EXTRACT TO READ:
2. A method as in claim 1 , wherein the downloaded files are in Hyper-Text Markup Language (HTML) format.
3. A method as in claim 1 , wherein the processed files are in eXtensible Markup Language (XML) format.
4. A method as in claim 1 , wherein the processed files comprises attributes specified by a catalog data schema.
5. A method as in claim 1 , further comprising:
storing user authentication data for the plurality of vendor catalog web pages, wherein at least two of the vendor web pages require different authentication data to complete a transaction for the corresponding product or service.
6. A method as in claim 5 , wherein:
the rendered data characterizing the identified one or more downloaded files includes data from a first vendor web page requiring first user authentication data that is concurrently displayed in the graphical user interface with data from a second vendor page requiring second user authentication data;
the method further comprises:
receiving user-generated input, via the graphical user interface, selecting a graphical user interface element associated with the first vendor web page;
accessing the first vendor web page using the first user authentication data to purchase a corresponding product or service;
receiving user-generated input, via the graphical user interface, selecting a graphical user interface element associated with the second vendor web page; and
accessing the second vendor web page using the second user authentication data to purchase a corresponding product or service.
7. A method as in claim 1 , wherein the polling is performed by a search engine.
8. A method as in claim 1 , wherein the scraping parses the plurality of web pages to result in one or more attribute selected from a group consisting of: product item identifier, product description, long text, currency, price, unit, image, uniform resource locator (URL), and UNSPSC.
9. A non-transitory computer program product storing instructions, which when executed by at least one data processor of at least one computing system, result in operations comprising:
crawling a plurality of heterogeneous vendor catalog web pages to download corresponding files characterizing the web pages, each catalog web page listing at least one product or service offered for sale;
scraping data from at least a portion of the downloaded files to generate a plurality of processed files and corresponding attributes characterizing each processed file;
indexing the attributes characterizing each processed file to the corresponding downloaded files in an index;
receiving search queries in a graphical user-interface;
polling the index to identify one or more of the downloaded files that correspond to the search queries; and
rendering, in the graphical user interface, data characterizing the identified one or more downloaded files.
10. A computer program product as in claim 9 , wherein the downloaded files are in Hyper-Text Markup Language (HTML) format.

SET TASK A: Summarize the patent claims on vendor catalog web pages in two sentences.
The text above and the rows that follow are unrelated to each other.

DATA SUPPLIED:
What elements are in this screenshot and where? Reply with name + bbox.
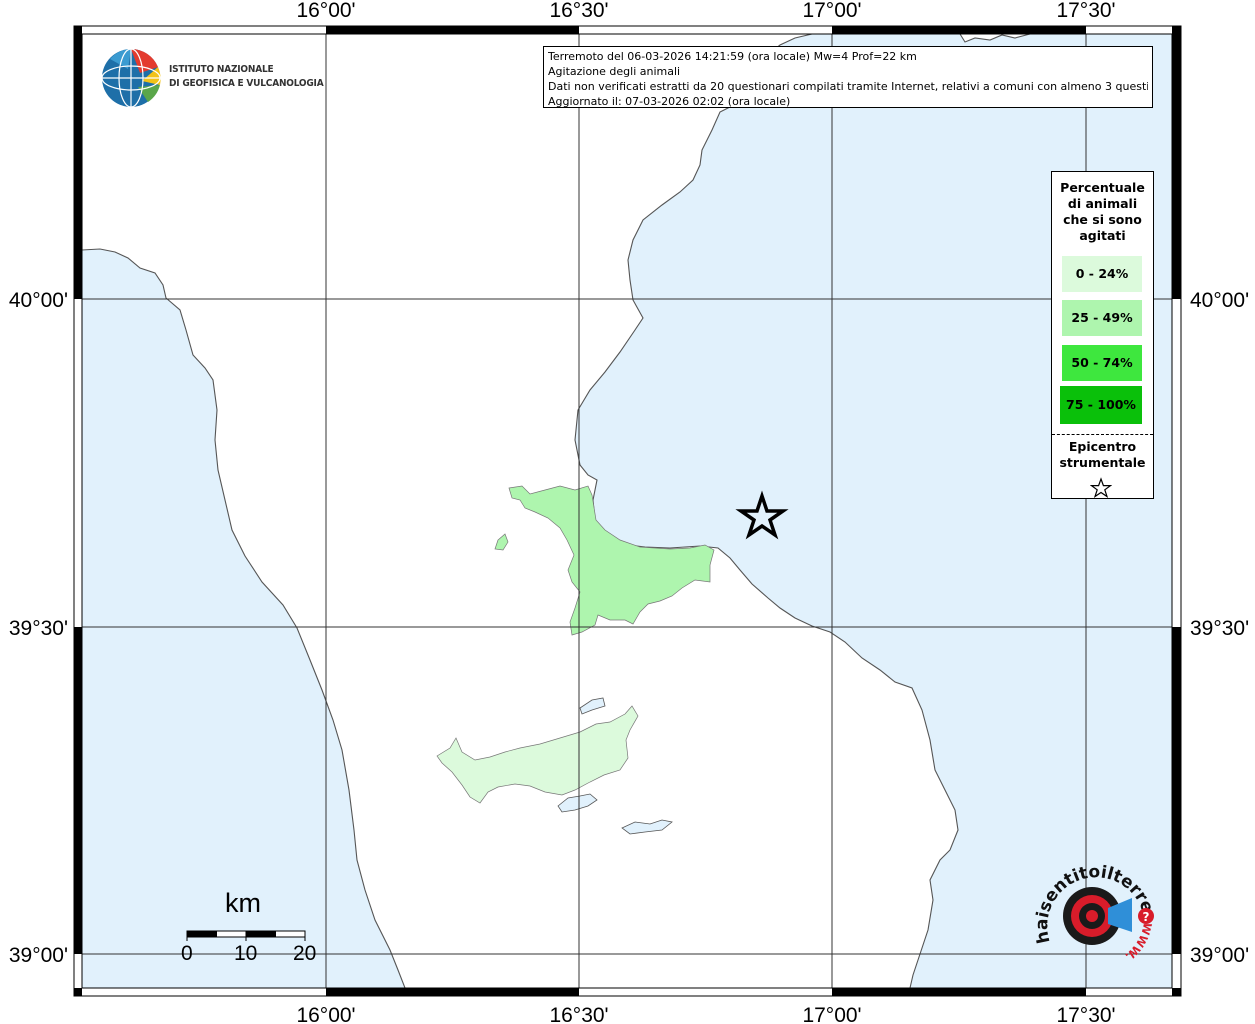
lat-label-right-3: 39°00' [1190, 944, 1249, 967]
lon-label-bottom-1: 16°00' [296, 1004, 355, 1024]
lon-label-top-3: 17°00' [802, 0, 861, 22]
lat-label-left-1: 40°00' [9, 289, 68, 312]
ingv-globe-icon [101, 48, 161, 108]
legend-star-icon [1090, 477, 1112, 498]
scale-unit: km [225, 888, 261, 918]
data-note: Dati non verificati estratti da 20 quest… [548, 80, 1148, 93]
update-time: Aggiornato il: 07-03-2026 02:02 (ora loc… [548, 95, 791, 108]
lon-label-bottom-4: 17°30' [1056, 1004, 1115, 1024]
lat-label-left-2: 39°30' [9, 617, 68, 640]
legend-class-25-49: 25 - 49% [1062, 300, 1142, 336]
scale-tick-0: 0 [181, 942, 193, 965]
legend-epicenter-label: Epicentro strumentale [1059, 439, 1146, 470]
scale-tick-10: 10 [234, 942, 258, 965]
ingv-name-line2: DI GEOFISICA E VULCANOLOGIA [169, 78, 324, 89]
lon-label-top-4: 17°30' [1056, 0, 1115, 22]
lon-label-bottom-3: 17°00' [802, 1004, 861, 1024]
haisentito-logo: haisentitoilterremoto.it WWW. ? [1021, 837, 1158, 980]
event-info-box: Terremoto del 06-03-2026 14:21:59 (ora l… [543, 46, 1153, 108]
legend: Percentuale di animali che si sono agita… [1051, 171, 1154, 499]
legend-divider [1052, 434, 1153, 435]
lat-label-right-1: 40°00' [1190, 289, 1249, 312]
haisentito-badge-icon: haisentitoilterremoto.it WWW. ? [1021, 837, 1157, 963]
scale-bar: km 0 10 20 [175, 885, 335, 975]
lon-label-bottom-2: 16°30' [549, 1004, 608, 1024]
legend-class-0-24: 0 - 24% [1062, 256, 1142, 292]
ingv-logo: ISTITUTO NAZIONALE DI GEOFISICA E VULCAN… [100, 47, 330, 111]
legend-title: Percentuale di animali che si sono agita… [1060, 180, 1145, 243]
event-title: Terremoto del 06-03-2026 14:21:59 (ora l… [548, 50, 917, 63]
scale-tick-20: 20 [293, 942, 317, 965]
ingv-name-line1: ISTITUTO NAZIONALE [169, 64, 274, 75]
legend-class-75-100: 75 - 100% [1060, 386, 1142, 424]
map-subject: Agitazione degli animali [548, 65, 681, 78]
lon-label-top-1: 16°00' [296, 0, 355, 22]
svg-text:?: ? [1143, 910, 1150, 924]
lat-label-right-2: 39°30' [1190, 617, 1249, 640]
lat-label-left-3: 39°00' [9, 944, 68, 967]
legend-class-50-74: 50 - 74% [1062, 345, 1142, 381]
lon-label-top-2: 16°30' [549, 0, 608, 22]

SET TASK B: From the rows, reproduce the part that opens with the line containing "lat-label-right-3: 39°00' [1190, 944, 1249, 967]" and closes with the line containing "scale-tick-10: 10 [234, 942, 258, 965]".

ANSWER A: The claims describe a computer program product whose operations crawl heterogeneous vendor catalog web pages, scrape the downloaded files into processed files with attributes, index those attributes, poll the index in response to search queries, and render matching data in a graphical user interface. Dependent claims add that downloaded files may be in HTML and processed files in XML, that user authentication data may be stored for vendor pages requiring different credentials, that polling may be done by a search engine, and that scraping may yield attributes such as product identifier, price, URL, and UNSPSC.

ANSWER B:
lat-label-right-3: 39°00' [1190, 944, 1249, 967]
lon-label-bottom-1: 16°00' [296, 1004, 355, 1024]
lon-label-top-3: 17°00' [802, 0, 861, 22]
lat-label-left-1: 40°00' [9, 289, 68, 312]
ingv-globe-icon [101, 48, 161, 108]
legend-star-icon [1090, 477, 1112, 498]
scale-unit: km [225, 888, 261, 918]
data-note: Dati non verificati estratti da 20 quest… [548, 80, 1148, 93]
update-time: Aggiornato il: 07-03-2026 02:02 (ora loc… [548, 95, 791, 108]
lon-label-bottom-4: 17°30' [1056, 1004, 1115, 1024]
lat-label-left-2: 39°30' [9, 617, 68, 640]
legend-class-25-49: 25 - 49% [1062, 300, 1142, 336]
scale-tick-0: 0 [181, 942, 193, 965]
legend-epicenter-label: Epicentro strumentale [1059, 439, 1146, 470]
scale-tick-10: 10 [234, 942, 258, 965]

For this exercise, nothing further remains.